● **EXERCISE**
Your task is to copy every line of the entries that contains "Using".

● **DATASET RECORDS**

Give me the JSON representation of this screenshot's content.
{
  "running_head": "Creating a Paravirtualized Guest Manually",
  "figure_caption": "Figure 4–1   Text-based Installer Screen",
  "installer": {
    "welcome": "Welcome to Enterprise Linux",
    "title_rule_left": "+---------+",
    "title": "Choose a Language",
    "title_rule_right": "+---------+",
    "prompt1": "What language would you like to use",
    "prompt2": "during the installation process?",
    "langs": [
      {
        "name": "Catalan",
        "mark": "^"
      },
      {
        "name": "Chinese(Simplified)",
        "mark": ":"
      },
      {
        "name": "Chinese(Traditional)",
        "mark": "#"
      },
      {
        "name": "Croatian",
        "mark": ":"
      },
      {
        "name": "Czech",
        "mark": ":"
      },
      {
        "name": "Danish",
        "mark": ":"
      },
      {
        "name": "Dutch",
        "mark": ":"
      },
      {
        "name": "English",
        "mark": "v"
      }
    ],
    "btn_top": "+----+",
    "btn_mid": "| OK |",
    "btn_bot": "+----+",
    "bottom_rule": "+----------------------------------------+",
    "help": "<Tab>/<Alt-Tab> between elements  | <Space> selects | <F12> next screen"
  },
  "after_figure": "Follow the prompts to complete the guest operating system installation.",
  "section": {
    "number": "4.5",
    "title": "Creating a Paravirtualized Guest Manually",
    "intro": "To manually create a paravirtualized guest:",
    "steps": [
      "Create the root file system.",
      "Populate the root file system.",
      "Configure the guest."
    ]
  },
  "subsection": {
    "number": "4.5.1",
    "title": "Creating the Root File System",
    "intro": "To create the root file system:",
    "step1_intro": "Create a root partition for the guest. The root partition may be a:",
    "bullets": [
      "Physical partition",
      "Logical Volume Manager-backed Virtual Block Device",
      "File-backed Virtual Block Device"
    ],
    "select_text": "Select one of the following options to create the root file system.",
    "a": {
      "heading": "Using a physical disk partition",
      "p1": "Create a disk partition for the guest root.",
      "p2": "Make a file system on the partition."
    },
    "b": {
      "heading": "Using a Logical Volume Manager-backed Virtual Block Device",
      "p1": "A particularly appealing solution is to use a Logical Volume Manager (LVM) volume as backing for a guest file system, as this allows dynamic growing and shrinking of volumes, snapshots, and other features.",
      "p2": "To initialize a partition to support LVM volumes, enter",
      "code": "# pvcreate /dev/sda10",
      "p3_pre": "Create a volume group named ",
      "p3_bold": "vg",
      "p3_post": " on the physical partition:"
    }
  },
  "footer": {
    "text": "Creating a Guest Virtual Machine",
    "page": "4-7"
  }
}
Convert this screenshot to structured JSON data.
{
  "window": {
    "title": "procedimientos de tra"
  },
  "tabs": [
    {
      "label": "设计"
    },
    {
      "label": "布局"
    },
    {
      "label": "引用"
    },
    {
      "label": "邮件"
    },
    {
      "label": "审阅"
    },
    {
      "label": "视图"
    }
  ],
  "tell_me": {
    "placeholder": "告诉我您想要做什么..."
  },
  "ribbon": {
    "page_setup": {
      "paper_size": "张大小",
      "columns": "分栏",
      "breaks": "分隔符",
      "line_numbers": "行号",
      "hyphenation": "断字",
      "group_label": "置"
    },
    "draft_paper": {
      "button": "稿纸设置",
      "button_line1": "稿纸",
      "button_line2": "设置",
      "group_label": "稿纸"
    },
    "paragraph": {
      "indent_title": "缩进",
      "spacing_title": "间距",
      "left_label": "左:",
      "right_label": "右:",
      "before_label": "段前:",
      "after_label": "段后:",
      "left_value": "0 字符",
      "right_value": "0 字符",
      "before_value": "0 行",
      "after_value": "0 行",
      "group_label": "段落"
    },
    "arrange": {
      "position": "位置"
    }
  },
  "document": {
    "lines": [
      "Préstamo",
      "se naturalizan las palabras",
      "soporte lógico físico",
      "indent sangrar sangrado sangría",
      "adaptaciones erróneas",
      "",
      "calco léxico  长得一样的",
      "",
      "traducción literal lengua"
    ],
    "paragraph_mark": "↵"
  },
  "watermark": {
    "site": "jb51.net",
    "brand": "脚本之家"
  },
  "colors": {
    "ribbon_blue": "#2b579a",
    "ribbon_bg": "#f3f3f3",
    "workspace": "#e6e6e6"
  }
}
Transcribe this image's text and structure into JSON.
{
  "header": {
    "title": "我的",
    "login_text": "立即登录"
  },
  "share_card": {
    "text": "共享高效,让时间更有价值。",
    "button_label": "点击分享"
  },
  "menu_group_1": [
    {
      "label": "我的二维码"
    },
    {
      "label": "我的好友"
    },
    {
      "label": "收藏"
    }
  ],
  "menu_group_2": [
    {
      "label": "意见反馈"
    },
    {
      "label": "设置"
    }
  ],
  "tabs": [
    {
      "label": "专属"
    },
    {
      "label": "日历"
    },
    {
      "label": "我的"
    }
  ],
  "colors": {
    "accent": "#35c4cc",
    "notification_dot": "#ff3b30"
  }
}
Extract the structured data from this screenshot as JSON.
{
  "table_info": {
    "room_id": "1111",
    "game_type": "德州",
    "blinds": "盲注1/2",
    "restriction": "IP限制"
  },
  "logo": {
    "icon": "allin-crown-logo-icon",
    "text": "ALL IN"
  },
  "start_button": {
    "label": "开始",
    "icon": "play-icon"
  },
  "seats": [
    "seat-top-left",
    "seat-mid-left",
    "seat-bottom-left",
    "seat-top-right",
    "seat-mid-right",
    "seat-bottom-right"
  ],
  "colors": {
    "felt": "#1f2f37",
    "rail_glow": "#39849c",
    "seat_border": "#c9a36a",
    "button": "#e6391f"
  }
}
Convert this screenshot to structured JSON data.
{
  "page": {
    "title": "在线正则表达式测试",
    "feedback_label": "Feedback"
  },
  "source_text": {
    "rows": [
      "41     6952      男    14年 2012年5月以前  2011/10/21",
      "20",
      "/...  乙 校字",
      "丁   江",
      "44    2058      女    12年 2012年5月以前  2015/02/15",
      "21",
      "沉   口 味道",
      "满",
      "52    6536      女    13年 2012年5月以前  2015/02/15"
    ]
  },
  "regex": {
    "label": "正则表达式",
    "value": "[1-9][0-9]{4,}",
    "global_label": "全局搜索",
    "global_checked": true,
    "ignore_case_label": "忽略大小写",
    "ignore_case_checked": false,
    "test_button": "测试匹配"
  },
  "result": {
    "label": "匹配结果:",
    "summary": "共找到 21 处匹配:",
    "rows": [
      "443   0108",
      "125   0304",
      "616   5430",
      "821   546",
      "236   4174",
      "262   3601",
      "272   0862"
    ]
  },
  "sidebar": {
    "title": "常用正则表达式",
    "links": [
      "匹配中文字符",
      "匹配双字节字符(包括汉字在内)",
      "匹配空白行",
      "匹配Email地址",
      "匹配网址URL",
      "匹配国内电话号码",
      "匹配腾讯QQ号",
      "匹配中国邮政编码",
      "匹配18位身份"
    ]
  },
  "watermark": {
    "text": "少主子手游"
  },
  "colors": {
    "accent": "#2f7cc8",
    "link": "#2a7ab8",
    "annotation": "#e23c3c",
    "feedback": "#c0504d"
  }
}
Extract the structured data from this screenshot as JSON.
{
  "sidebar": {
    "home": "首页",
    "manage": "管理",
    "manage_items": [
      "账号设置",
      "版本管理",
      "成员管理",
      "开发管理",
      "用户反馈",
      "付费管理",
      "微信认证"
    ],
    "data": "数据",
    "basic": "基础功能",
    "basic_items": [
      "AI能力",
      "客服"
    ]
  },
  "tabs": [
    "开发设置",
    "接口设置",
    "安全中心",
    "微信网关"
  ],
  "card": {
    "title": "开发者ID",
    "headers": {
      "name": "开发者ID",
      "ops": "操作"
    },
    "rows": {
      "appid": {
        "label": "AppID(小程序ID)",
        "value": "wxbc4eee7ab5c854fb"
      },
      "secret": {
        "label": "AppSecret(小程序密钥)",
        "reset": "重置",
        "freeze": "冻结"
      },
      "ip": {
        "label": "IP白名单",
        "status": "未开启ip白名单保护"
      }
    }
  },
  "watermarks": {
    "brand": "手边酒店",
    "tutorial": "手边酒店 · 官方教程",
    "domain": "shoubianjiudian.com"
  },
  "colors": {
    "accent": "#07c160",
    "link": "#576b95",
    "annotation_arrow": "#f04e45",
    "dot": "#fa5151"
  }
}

● **REPLY TO THE EXERCISE**
      "heading": "Using a physical disk partition",
      "heading": "Using a Logical Volume Manager-backed Virtual Block Device",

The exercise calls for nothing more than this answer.